[Start Data excerpts]

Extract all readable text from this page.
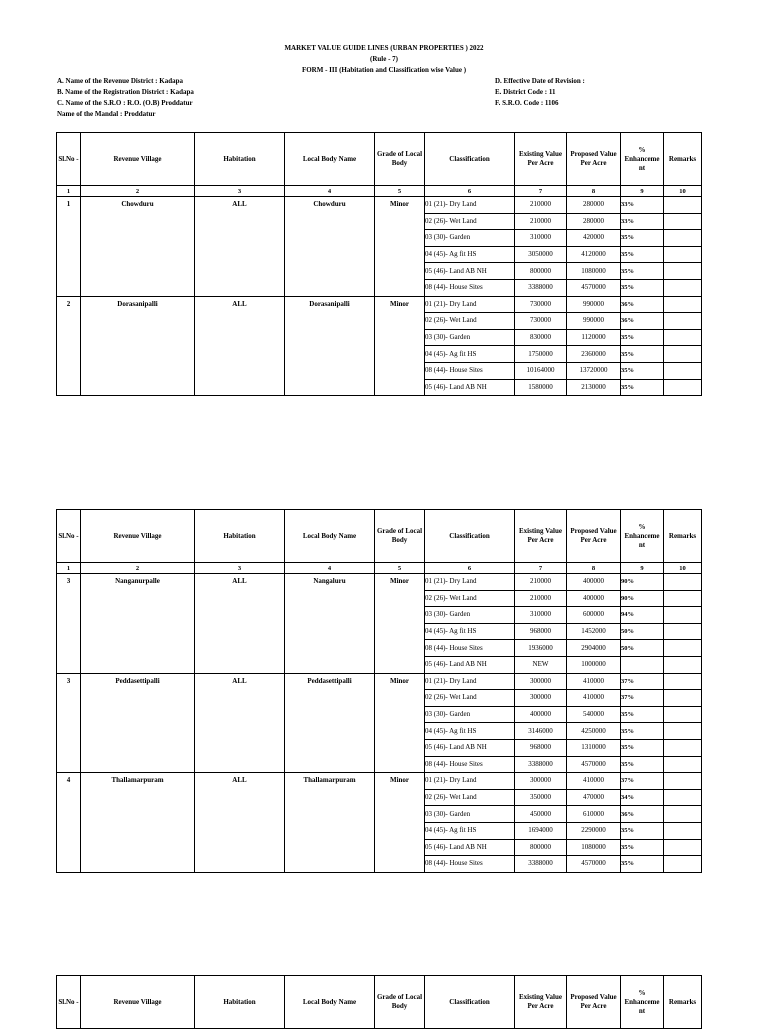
MARKET VALUE GUIDE LINES (URBAN PROPERTIES ) 2022
(Rule - 7)
FORM - III (Habitation and Classification wise Value )
A. Name of the Revenue District : Kadapa
B. Name of the Registration District : Kadapa
C. Name of the S.R.O : R.O. (O.B) Proddatur
Name of the Mandal : Proddatur
D. Effective Date of Revision :
E. District Code : 11
F. S.R.O. Code : 1106
Sl.No -	Revenue Village	Habitation	Local Body Name	Grade of Local Body	Classification	Existing Value Per Acre	Proposed Value Per Acre	% Enhanceme nt	Remarks
1	2	3	4	5	6	7	8	9	10
1	Chowduru	ALL	Chowduru	Minor	01 (21)- Dry Land	210000	280000	33%	
					02 (26)- Wet Land	210000	280000	33%	
					03 (30)- Garden	310000	420000	35%	
					04 (45)- Ag fit HS	3050000	4120000	35%	
					05 (46)- Land AB NH	800000	1080000	35%	
					08 (44)- House Sites	3388000	4570000	35%	
2	Dorasanipalli	ALL	Dorasanipalli	Minor	01 (21)- Dry Land	730000	990000	36%	
					02 (26)- Wet Land	730000	990000	36%	
					03 (30)- Garden	830000	1120000	35%	
					04 (45)- Ag fit HS	1750000	2360000	35%	
					08 (44)- House Sites	10164000	13720000	35%	
					05 (46)- Land AB NH	1580000	2130000	35%	
Sl.No -	Revenue Village	Habitation	Local Body Name	Grade of Local Body	Classification	Existing Value Per Acre	Proposed Value Per Acre	% Enhanceme nt	Remarks
1	2	3	4	5	6	7	8	9	10
3	Nanganurpalle	ALL	Nangaluru	Minor	01 (21)- Dry Land	210000	400000	90%	
					02 (26)- Wet Land	210000	400000	90%	
					03 (30)- Garden	310000	600000	94%	
					04 (45)- Ag fit HS	968000	1452000	50%	
					08 (44)- House Sites	1936000	2904000	50%	
					05 (46)- Land AB NH	NEW	1000000		
3	Peddasettipalli	ALL	Peddasettipalli	Minor	01 (21)- Dry Land	300000	410000	37%	
					02 (26)- Wet Land	300000	410000	37%	
					03 (30)- Garden	400000	540000	35%	
					04 (45)- Ag fit HS	3146000	4250000	35%	
					05 (46)- Land AB NH	968000	1310000	35%	
					08 (44)- House Sites	3388000	4570000	35%	
4	Thallamarpuram	ALL	Thallamarpuram	Minor	01 (21)- Dry Land	300000	410000	37%	
					02 (26)- Wet Land	350000	470000	34%	
					03 (30)- Garden	450000	610000	36%	
					04 (45)- Ag fit HS	1694000	2290000	35%	
					05 (46)- Land AB NH	800000	1080000	35%	
					08 (44)- House Sites	3388000	4570000	35%	
Sl.No -	Revenue Village	Habitation	Local Body Name	Grade of Local Body	Classification	Existing Value Per Acre	Proposed Value Per Acre	% Enhanceme nt	Remarks
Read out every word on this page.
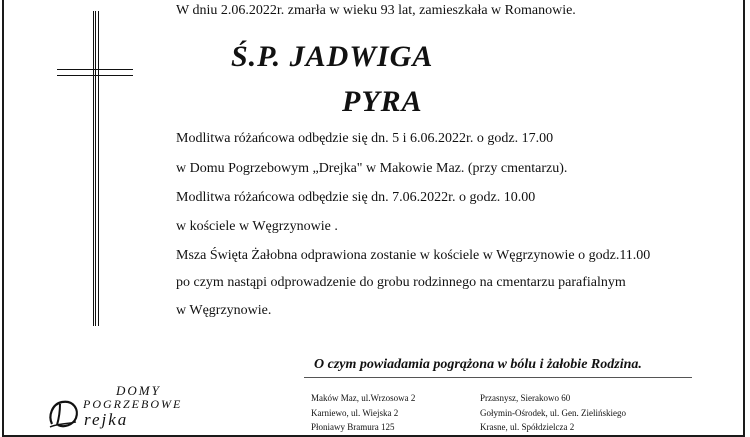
W dniu 2.06.2022r. zmarła w wieku 93 lat, zamieszkała w Romanowie.
Ś.P. JADWIGA
PYRA
Modlitwa różańcowa odbędzie się dn. 5 i 6.06.2022r. o godz. 17.00
w Domu Pogrzebowym „Drejka" w Makowie Maz. (przy cmentarzu).
Modlitwa różańcowa odbędzie się dn. 7.06.2022r. o godz. 10.00
w kościele w Węgrzynowie .
Msza Święta Żałobna odprawiona zostanie w kościele w Węgrzynowie o godz.11.00
po czym nastąpi odprowadzenie do grobu rodzinnego na cmentarzu parafialnym
w Węgrzynowie.
O czym powiadamia pogrążona w bólu i żałobie Rodzina.
DOMY
POGRZEBOWE
rejka
Maków Maz, ul.Wrzosowa 2
Karniewo, ul. Wiejska 2
Płoniawy Bramura 125
Przasnysz, Sierakowo 60
Gołymin-Ośrodek, ul. Gen. Zielińskiego
Krasne, ul. Spółdzielcza 2
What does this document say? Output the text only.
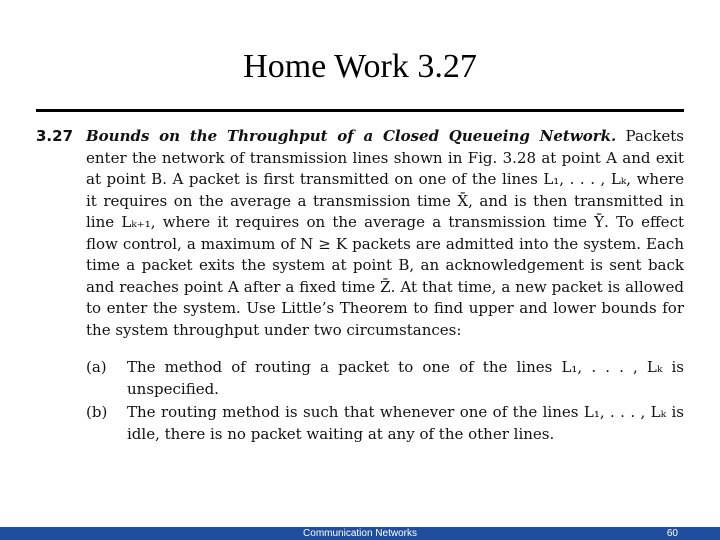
Home Work 3.27
3.27 Bounds on the Throughput of a Closed Queueing Network. Packets enter the network of transmission lines shown in Fig. 3.28 at point A and exit at point B. A packet is first transmitted on one of the lines L₁, . . . , Lₖ, where it requires on the average a transmission time X̄, and is then transmitted in line Lₖ₊₁, where it requires on the average a transmission time Ȳ. To effect flow control, a maximum of N ≥ K packets are admitted into the system. Each time a packet exits the system at point B, an acknowledgement is sent back and reaches point A after a fixed time Z̄. At that time, a new packet is allowed to enter the system. Use Little’s Theorem to find upper and lower bounds for the system throughput under two circumstances:
(a)	The method of routing a packet to one of the lines L₁, . . . , Lₖ is unspecified.
(b)	The routing method is such that whenever one of the lines L₁, . . . , Lₖ is idle, there is no packet waiting at any of the other lines.
Communication Networks	60
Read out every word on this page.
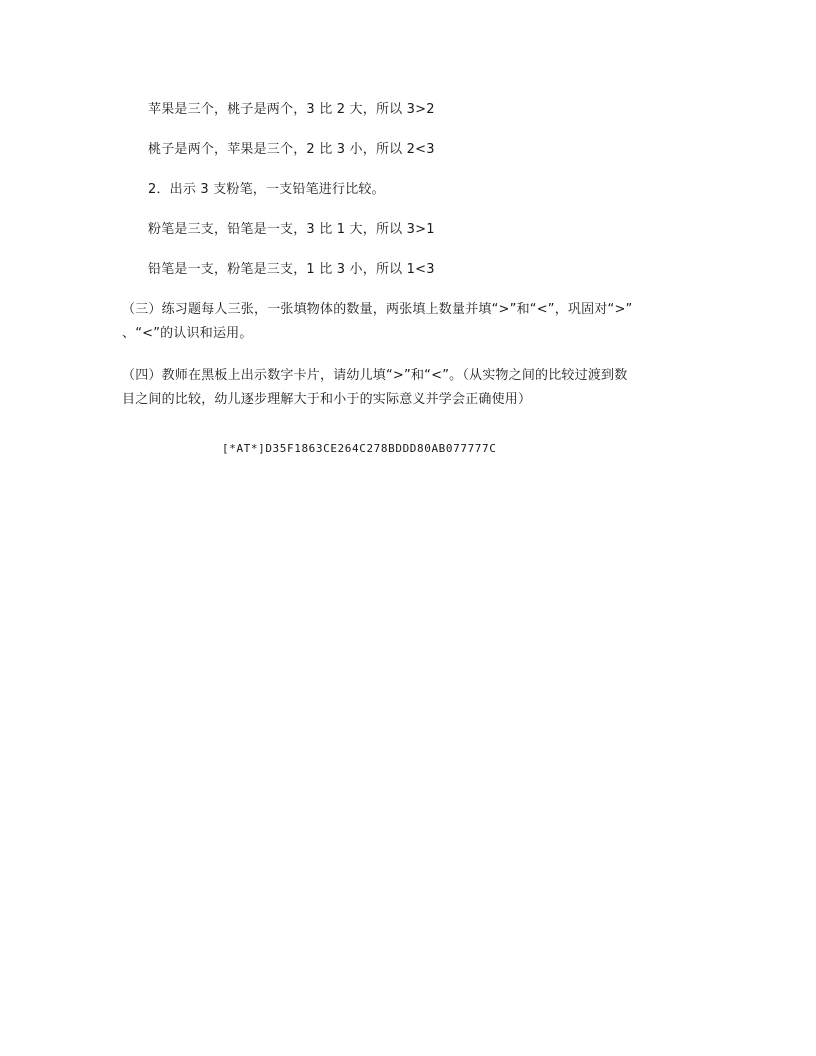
苹果是三个，桃子是两个，3 比 2 大，所以 3>2
桃子是两个，苹果是三个，2 比 3 小，所以 2<3
2．出示 3 支粉笔，一支铅笔进行比较。
粉笔是三支，铅笔是一支，3 比 1 大，所以 3>1
铅笔是一支，粉笔是三支，1 比 3 小，所以 1<3
（三）练习题每人三张，一张填物体的数量，两张填上数量并填“>”和“<”，巩固对“>”
、“<”的认识和运用。
（四）教师在黑板上出示数字卡片，请幼儿填“>”和“<”。（从实物之间的比较过渡到数
目之间的比较，幼儿逐步理解大于和小于的实际意义并学会正确使用）
[*AT*]D35F1863CE264C278BDDD80AB077777C
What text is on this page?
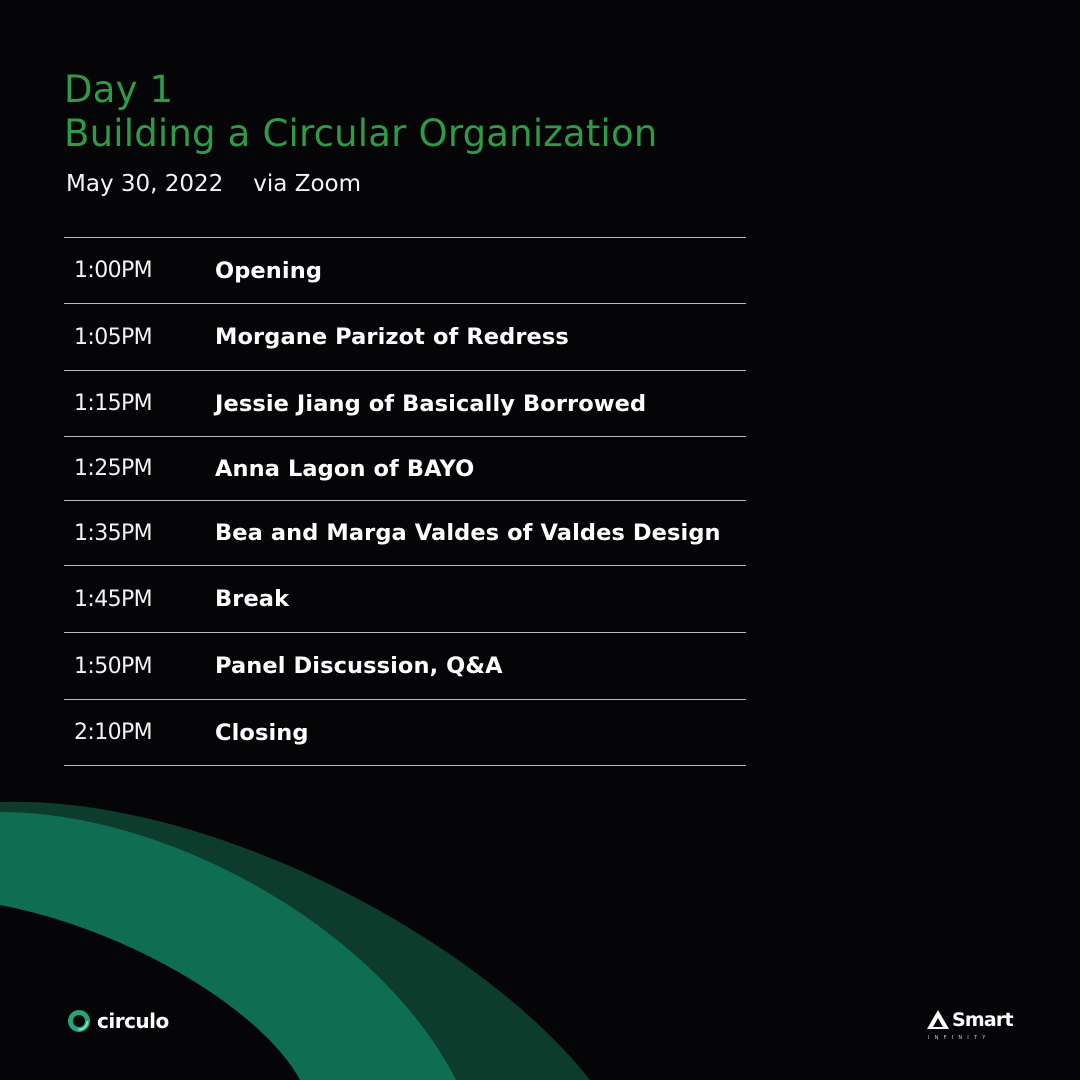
Day 1
Building a Circular Organization
May 30, 2022 via Zoom
1:00PM	Opening
1:05PM	Morgane Parizot of Redress
1:15PM	Jessie Jiang of Basically Borrowed
1:25PM	Anna Lagon of BAYO
1:35PM	Bea and Marga Valdes of Valdes Design
1:45PM	Break
1:50PM	Panel Discussion, Q&A
2:10PM	Closing
circulo	Smart
INFINITY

[End Data excerpts]

[Job]
Reproduce exactly the lines from the one with "What text is on this page?" to the bottom of the listing, both ends included, and nothing else. Skip the pictures.

[Task result]
What text is on this page?
Day 1
Building a Circular Organization
May 30, 2022 via Zoom
1:00PM	Opening
1:05PM	Morgane Parizot of Redress
1:15PM	Jessie Jiang of Basically Borrowed
1:25PM	Anna Lagon of BAYO
1:35PM	Bea and Marga Valdes of Valdes Design
1:45PM	Break
1:50PM	Panel Discussion, Q&A
2:10PM	Closing
circulo	Smart
INFINITY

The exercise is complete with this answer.